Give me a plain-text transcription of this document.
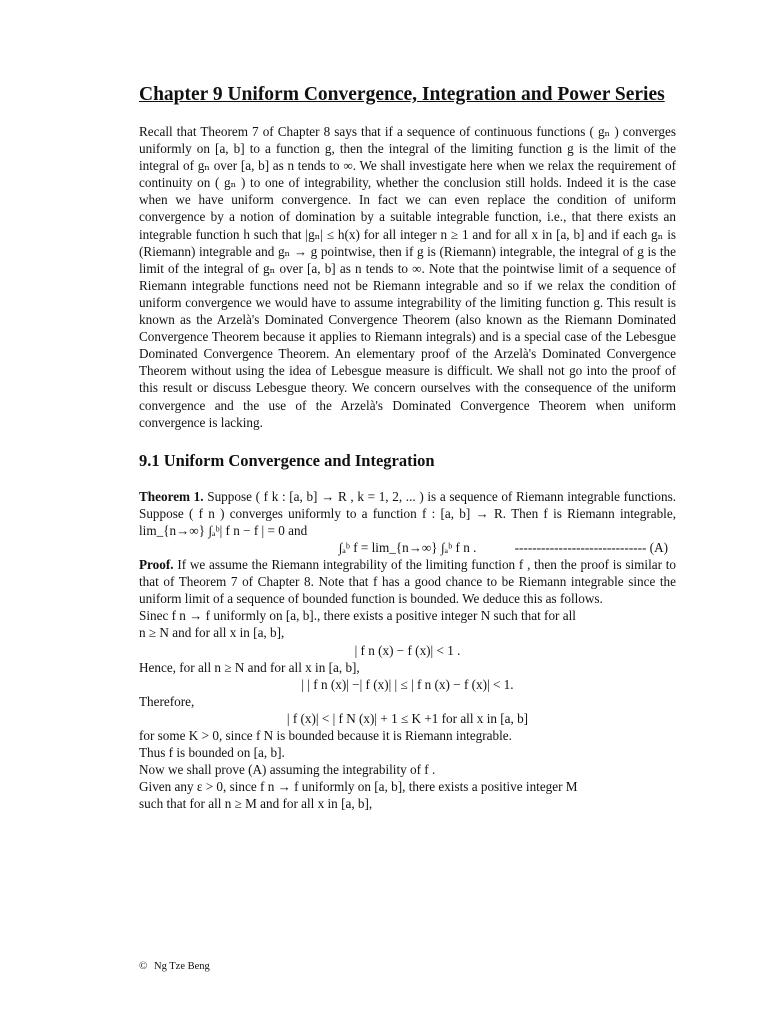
Chapter 9 Uniform Convergence, Integration and Power Series

Recall that Theorem 7 of Chapter 8 says that if a sequence of continuous functions ( gₙ ) converges uniformly on [a, b] to a function g, then the integral of the limiting function g is the limit of the integral of gₙ over [a, b] as n tends to ∞. We shall investigate here when we relax the requirement of continuity on ( gₙ ) to one of integrability, whether the conclusion still holds. Indeed it is the case when we have uniform convergence. In fact we can even replace the condition of uniform convergence by a notion of domination by a suitable integrable function, i.e., that there exists an integrable function h such that |gₙ| ≤ h(x) for all integer n ≥ 1 and for all x in [a, b] and if each gₙ is (Riemann) integrable and gₙ → g pointwise, then if g is (Riemann) integrable, the integral of g is the limit of the integral of gₙ over [a, b] as n tends to ∞. Note that the pointwise limit of a sequence of Riemann integrable functions need not be Riemann integrable and so if we relax the condition of uniform convergence we would have to assume integrability of the limiting function g. This result is known as the Arzelà's Dominated Convergence Theorem (also known as the Riemann Dominated Convergence Theorem because it applies to Riemann integrals) and is a special case of the Lebesgue Dominated Convergence Theorem. An elementary proof of the Arzelà's Dominated Convergence Theorem without using the idea of Lebesgue measure is difficult. We shall not go into the proof of this result or discuss Lebesgue theory. We concern ourselves with the consequence of the uniform convergence and the use of the Arzelà's Dominated Convergence Theorem when uniform convergence is lacking.

9.1 Uniform Convergence and Integration

Theorem 1. Suppose ( f k : [a, b] → R , k = 1, 2, ... ) is a sequence of Riemann integrable functions. Suppose ( f n ) converges uniformly to a function f : [a, b] → R. Then f is Riemann integrable, lim_{n→∞} ∫ₐᵇ| f n − f | = 0 and

∫ₐᵇ f = lim_{n→∞} ∫ₐᵇ f n .	------------------------------ (A)

Proof. If we assume the Riemann integrability of the limiting function f , then the proof is similar to that of Theorem 7 of Chapter 8. Note that f has a good chance to be Riemann integrable since the uniform limit of a sequence of bounded function is bounded. We deduce this as follows.

Sinec f n → f uniformly on [a, b]., there exists a positive integer N such that for all
n ≥ N and for all x in [a, b],
| f n (x) − f (x)| < 1 .
Hence, for all n ≥ N and for all x in [a, b],
| | f n (x)| −| f (x)| | ≤ | f n (x) − f (x)| < 1.
Therefore,
| f (x)| < | f N (x)| + 1 ≤ K +1 for all x in [a, b]
for some K > 0, since f N is bounded because it is Riemann integrable.
Thus f is bounded on [a, b].
Now we shall prove (A) assuming the integrability of f .
Given any ε > 0, since f n → f uniformly on [a, b], there exists a positive integer M
such that for all n ≥ M and for all x in [a, b],
© Ng Tze Beng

------------------------------

Repeat the data exactly, without the pictures.

Give me a plain-text transcription of this document.
Chapter 9 Uniform Convergence, Integration and Power Series

Recall that Theorem 7 of Chapter 8 says that if a sequence of continuous functions ( gₙ ) converges uniformly on [a, b] to a function g, then the integral of the limiting function g is the limit of the integral of gₙ over [a, b] as n tends to ∞. We shall investigate here when we relax the requirement of continuity on ( gₙ ) to one of integrability, whether the conclusion still holds. Indeed it is the case when we have uniform convergence. In fact we can even replace the condition of uniform convergence by a notion of domination by a suitable integrable function, i.e., that there exists an integrable function h such that |gₙ| ≤ h(x) for all integer n ≥ 1 and for all x in [a, b] and if each gₙ is (Riemann) integrable and gₙ → g pointwise, then if g is (Riemann) integrable, the integral of g is the limit of the integral of gₙ over [a, b] as n tends to ∞. Note that the pointwise limit of a sequence of Riemann integrable functions need not be Riemann integrable and so if we relax the condition of uniform convergence we would have to assume integrability of the limiting function g. This result is known as the Arzelà's Dominated Convergence Theorem (also known as the Riemann Dominated Convergence Theorem because it applies to Riemann integrals) and is a special case of the Lebesgue Dominated Convergence Theorem. An elementary proof of the Arzelà's Dominated Convergence Theorem without using the idea of Lebesgue measure is difficult. We shall not go into the proof of this result or discuss Lebesgue theory. We concern ourselves with the consequence of the uniform convergence and the use of the Arzelà's Dominated Convergence Theorem when uniform convergence is lacking.

9.1 Uniform Convergence and Integration

Theorem 1. Suppose ( f k : [a, b] → R , k = 1, 2, ... ) is a sequence of Riemann integrable functions. Suppose ( f n ) converges uniformly to a function f : [a, b] → R. Then f is Riemann integrable, lim_{n→∞} ∫ₐᵇ| f n − f | = 0 and

∫ₐᵇ f = lim_{n→∞} ∫ₐᵇ f n .	------------------------------ (A)

Proof. If we assume the Riemann integrability of the limiting function f , then the proof is similar to that of Theorem 7 of Chapter 8. Note that f has a good chance to be Riemann integrable since the uniform limit of a sequence of bounded function is bounded. We deduce this as follows.

Sinec f n → f uniformly on [a, b]., there exists a positive integer N such that for all
n ≥ N and for all x in [a, b],
| f n (x) − f (x)| < 1 .
Hence, for all n ≥ N and for all x in [a, b],
| | f n (x)| −| f (x)| | ≤ | f n (x) − f (x)| < 1.
Therefore,
| f (x)| < | f N (x)| + 1 ≤ K +1 for all x in [a, b]
for some K > 0, since f N is bounded because it is Riemann integrable.
Thus f is bounded on [a, b].
Now we shall prove (A) assuming the integrability of f .
Given any ε > 0, since f n → f uniformly on [a, b], there exists a positive integer M
such that for all n ≥ M and for all x in [a, b],
© Ng Tze Beng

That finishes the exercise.